What is needed. Type out the complete listing below word for word, without its pictures.

Extracted material.

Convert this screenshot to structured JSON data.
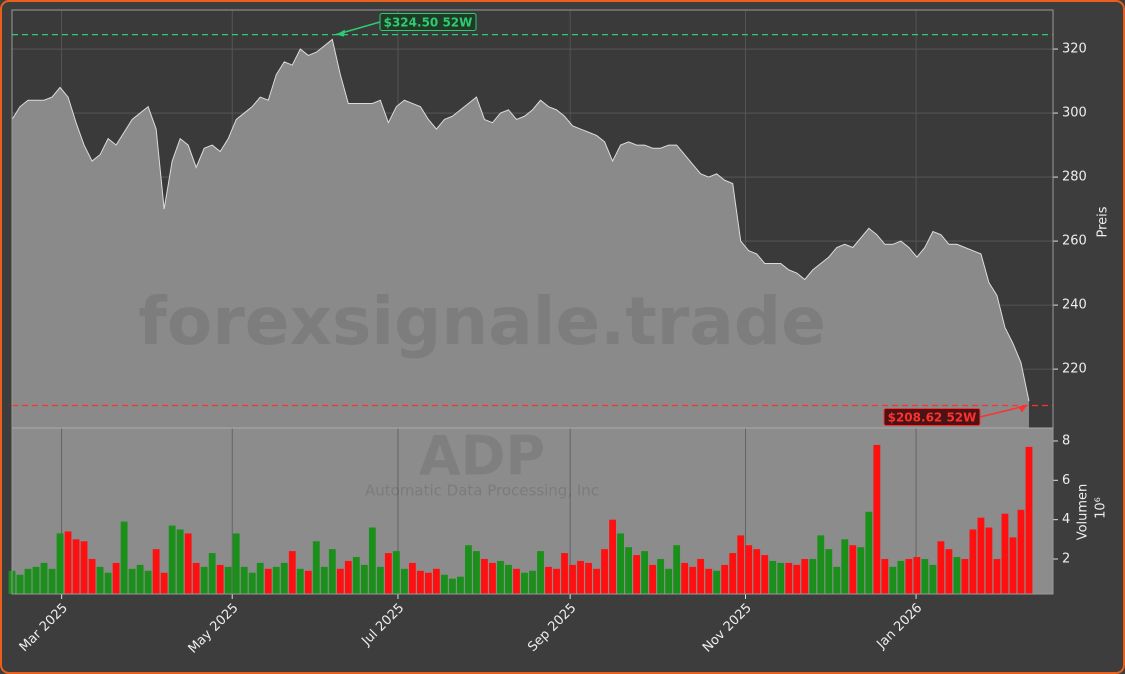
{
  "chart_data": {
    "type": "area",
    "title": "ADP",
    "subtitle": "Automatic Data Processing, Inc",
    "watermark": "forexsignale.trade",
    "ylabel": "Preis",
    "y2label": "Volumen",
    "y2offset": "10⁶",
    "xlim": [
      0,
      130
    ],
    "xticks": [
      {
        "value": 6.2,
        "label": "Mar 2025"
      },
      {
        "value": 27.5,
        "label": "May 2025"
      },
      {
        "value": 48.2,
        "label": "Jul 2025"
      },
      {
        "value": 69.7,
        "label": "Sep 2025"
      },
      {
        "value": 91.6,
        "label": "Nov 2025"
      },
      {
        "value": 112.9,
        "label": "Jan 2026"
      }
    ],
    "ylim": [
      201.6,
      332.2
    ],
    "yticks": [
      220,
      240,
      260,
      280,
      300,
      320
    ],
    "y2lim": [
      0.22,
      8.66
    ],
    "y2ticks": [
      2,
      4,
      6,
      8
    ],
    "grid": true,
    "price_color": "#8a8a8a",
    "up_color": "#1a8f1a",
    "down_color": "#ff1010",
    "series": [
      {
        "name": "Preis",
        "values": [
          298,
          302,
          304,
          304,
          304,
          305,
          308,
          305,
          297,
          290,
          285,
          287,
          292,
          290,
          294,
          298,
          300,
          302,
          295,
          270,
          285,
          292,
          290,
          283,
          289,
          290,
          288,
          292,
          298,
          300,
          302,
          305,
          304,
          312,
          316,
          315,
          320,
          318,
          319,
          321,
          323,
          312,
          303,
          303,
          303,
          303,
          304,
          297,
          302,
          304,
          303,
          302,
          298,
          295,
          298,
          299,
          301,
          303,
          305,
          298,
          297,
          300,
          301,
          298,
          299,
          301,
          304,
          302,
          301,
          299,
          296,
          295,
          294,
          293,
          291,
          285,
          290,
          291,
          290,
          290,
          289,
          289,
          290,
          290,
          287,
          284,
          281,
          280,
          281,
          279,
          278,
          260,
          257,
          256,
          253,
          253,
          253,
          251,
          250,
          248,
          251,
          253,
          255,
          258,
          259,
          258,
          261,
          264,
          262,
          259,
          259,
          260,
          258,
          255,
          258,
          263,
          262,
          259,
          259,
          258,
          257,
          256,
          247,
          243,
          233,
          228,
          222,
          210
        ]
      },
      {
        "name": "Volumen",
        "axis": "y2",
        "values": [
          1.4,
          1.2,
          1.5,
          1.6,
          1.8,
          1.5,
          3.3,
          3.4,
          3.0,
          2.9,
          2.0,
          1.6,
          1.3,
          1.8,
          3.9,
          1.5,
          1.7,
          1.4,
          2.5,
          1.3,
          3.7,
          3.5,
          3.3,
          1.8,
          1.6,
          2.3,
          1.7,
          1.6,
          3.3,
          1.6,
          1.3,
          1.8,
          1.5,
          1.6,
          1.8,
          2.4,
          1.5,
          1.4,
          2.9,
          1.6,
          2.5,
          1.5,
          1.9,
          2.1,
          1.7,
          3.6,
          1.6,
          2.3,
          2.4,
          1.5,
          1.8,
          1.4,
          1.3,
          1.5,
          1.2,
          1.0,
          1.1,
          2.7,
          2.4,
          2.0,
          1.8,
          1.9,
          1.7,
          1.5,
          1.3,
          1.4,
          2.4,
          1.6,
          1.5,
          2.3,
          1.7,
          1.9,
          1.8,
          1.5,
          2.5,
          4.0,
          3.3,
          2.6,
          2.2,
          2.4,
          1.7,
          2.0,
          1.5,
          2.7,
          1.8,
          1.6,
          2.0,
          1.5,
          1.4,
          1.7,
          2.3,
          3.2,
          2.7,
          2.5,
          2.2,
          1.9,
          1.8,
          1.8,
          1.7,
          2.0,
          2.0,
          3.2,
          2.5,
          1.6,
          3.0,
          2.7,
          2.6,
          4.4,
          7.8,
          2.0,
          1.6,
          1.9,
          2.0,
          2.1,
          2.0,
          1.7,
          2.9,
          2.5,
          2.1,
          2.0,
          3.5,
          4.1,
          3.6,
          2.0,
          4.3,
          3.1,
          4.5,
          7.7
        ]
      }
    ],
    "annotations": [
      {
        "text": "$324.50 52W",
        "value": 324.5,
        "color": "#2ecc71"
      },
      {
        "text": "$208.62 52W",
        "value": 208.62,
        "color": "#ff3030"
      }
    ]
  }
}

Reply.
Convert this screenshot to structured JSON data.
{
  "chart_data": {
    "type": "area",
    "title": "ADP",
    "subtitle": "Automatic Data Processing, Inc",
    "watermark": "forexsignale.trade",
    "ylabel": "Preis",
    "y2label": "Volumen",
    "y2offset": "10⁶",
    "xlim": [
      0,
      130
    ],
    "xticks": [
      {
        "value": 6.2,
        "label": "Mar 2025"
      },
      {
        "value": 27.5,
        "label": "May 2025"
      },
      {
        "value": 48.2,
        "label": "Jul 2025"
      },
      {
        "value": 69.7,
        "label": "Sep 2025"
      },
      {
        "value": 91.6,
        "label": "Nov 2025"
      },
      {
        "value": 112.9,
        "label": "Jan 2026"
      }
    ],
    "ylim": [
      201.6,
      332.2
    ],
    "yticks": [
      220,
      240,
      260,
      280,
      300,
      320
    ],
    "y2lim": [
      0.22,
      8.66
    ],
    "y2ticks": [
      2,
      4,
      6,
      8
    ],
    "grid": true,
    "price_color": "#8a8a8a",
    "up_color": "#1a8f1a",
    "down_color": "#ff1010",
    "series": [
      {
        "name": "Preis",
        "values": [
          298,
          302,
          304,
          304,
          304,
          305,
          308,
          305,
          297,
          290,
          285,
          287,
          292,
          290,
          294,
          298,
          300,
          302,
          295,
          270,
          285,
          292,
          290,
          283,
          289,
          290,
          288,
          292,
          298,
          300,
          302,
          305,
          304,
          312,
          316,
          315,
          320,
          318,
          319,
          321,
          323,
          312,
          303,
          303,
          303,
          303,
          304,
          297,
          302,
          304,
          303,
          302,
          298,
          295,
          298,
          299,
          301,
          303,
          305,
          298,
          297,
          300,
          301,
          298,
          299,
          301,
          304,
          302,
          301,
          299,
          296,
          295,
          294,
          293,
          291,
          285,
          290,
          291,
          290,
          290,
          289,
          289,
          290,
          290,
          287,
          284,
          281,
          280,
          281,
          279,
          278,
          260,
          257,
          256,
          253,
          253,
          253,
          251,
          250,
          248,
          251,
          253,
          255,
          258,
          259,
          258,
          261,
          264,
          262,
          259,
          259,
          260,
          258,
          255,
          258,
          263,
          262,
          259,
          259,
          258,
          257,
          256,
          247,
          243,
          233,
          228,
          222,
          210
        ]
      },
      {
        "name": "Volumen",
        "axis": "y2",
        "values": [
          1.4,
          1.2,
          1.5,
          1.6,
          1.8,
          1.5,
          3.3,
          3.4,
          3.0,
          2.9,
          2.0,
          1.6,
          1.3,
          1.8,
          3.9,
          1.5,
          1.7,
          1.4,
          2.5,
          1.3,
          3.7,
          3.5,
          3.3,
          1.8,
          1.6,
          2.3,
          1.7,
          1.6,
          3.3,
          1.6,
          1.3,
          1.8,
          1.5,
          1.6,
          1.8,
          2.4,
          1.5,
          1.4,
          2.9,
          1.6,
          2.5,
          1.5,
          1.9,
          2.1,
          1.7,
          3.6,
          1.6,
          2.3,
          2.4,
          1.5,
          1.8,
          1.4,
          1.3,
          1.5,
          1.2,
          1.0,
          1.1,
          2.7,
          2.4,
          2.0,
          1.8,
          1.9,
          1.7,
          1.5,
          1.3,
          1.4,
          2.4,
          1.6,
          1.5,
          2.3,
          1.7,
          1.9,
          1.8,
          1.5,
          2.5,
          4.0,
          3.3,
          2.6,
          2.2,
          2.4,
          1.7,
          2.0,
          1.5,
          2.7,
          1.8,
          1.6,
          2.0,
          1.5,
          1.4,
          1.7,
          2.3,
          3.2,
          2.7,
          2.5,
          2.2,
          1.9,
          1.8,
          1.8,
          1.7,
          2.0,
          2.0,
          3.2,
          2.5,
          1.6,
          3.0,
          2.7,
          2.6,
          4.4,
          7.8,
          2.0,
          1.6,
          1.9,
          2.0,
          2.1,
          2.0,
          1.7,
          2.9,
          2.5,
          2.1,
          2.0,
          3.5,
          4.1,
          3.6,
          2.0,
          4.3,
          3.1,
          4.5,
          7.7
        ]
      }
    ],
    "annotations": [
      {
        "text": "$324.50 52W",
        "value": 324.5,
        "color": "#2ecc71"
      },
      {
        "text": "$208.62 52W",
        "value": 208.62,
        "color": "#ff3030"
      }
    ]
  }
}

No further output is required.